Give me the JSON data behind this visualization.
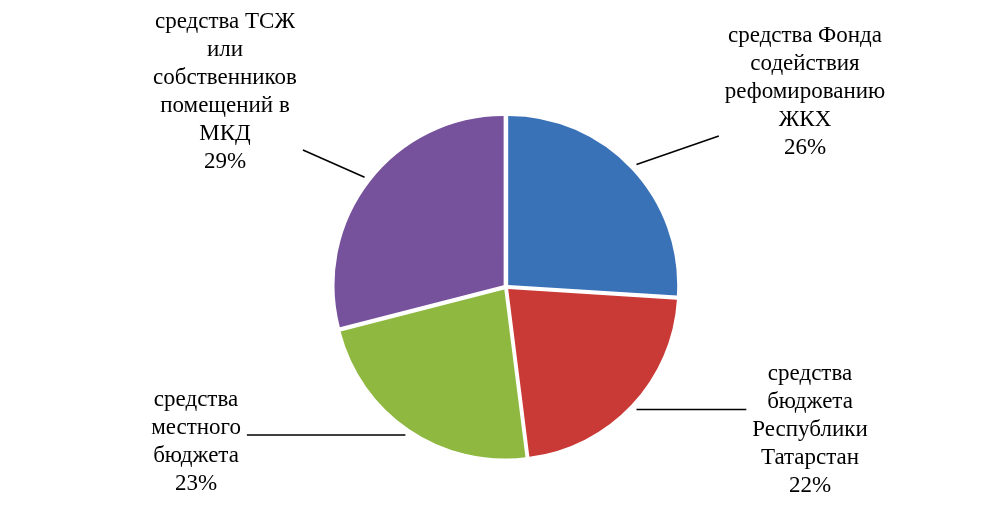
{
  "chart_data": {
    "type": "pie",
    "categories": [
      "средства Фонда содействия рефомированию ЖКХ",
      "средства бюджета Республики Татарстан",
      "средства местного бюджета",
      "средства ТСЖ или собственников помещений в МКД"
    ],
    "values": [
      26,
      22,
      23,
      29
    ],
    "colors": [
      "#3a72b8",
      "#c93a36",
      "#8fb840",
      "#76519c"
    ],
    "value_labels": [
      "26%",
      "22%",
      "23%",
      "29%"
    ],
    "legend": false
  }
}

The exercise:
Omit pictures; set down the rest of the material word for word.

Solution:
Give me the JSON data behind this visualization.
{
  "chart_data": {
    "type": "pie",
    "categories": [
      "средства Фонда содействия рефомированию ЖКХ",
      "средства бюджета Республики Татарстан",
      "средства местного бюджета",
      "средства ТСЖ или собственников помещений в МКД"
    ],
    "values": [
      26,
      22,
      23,
      29
    ],
    "colors": [
      "#3a72b8",
      "#c93a36",
      "#8fb840",
      "#76519c"
    ],
    "value_labels": [
      "26%",
      "22%",
      "23%",
      "29%"
    ],
    "legend": false
  }
}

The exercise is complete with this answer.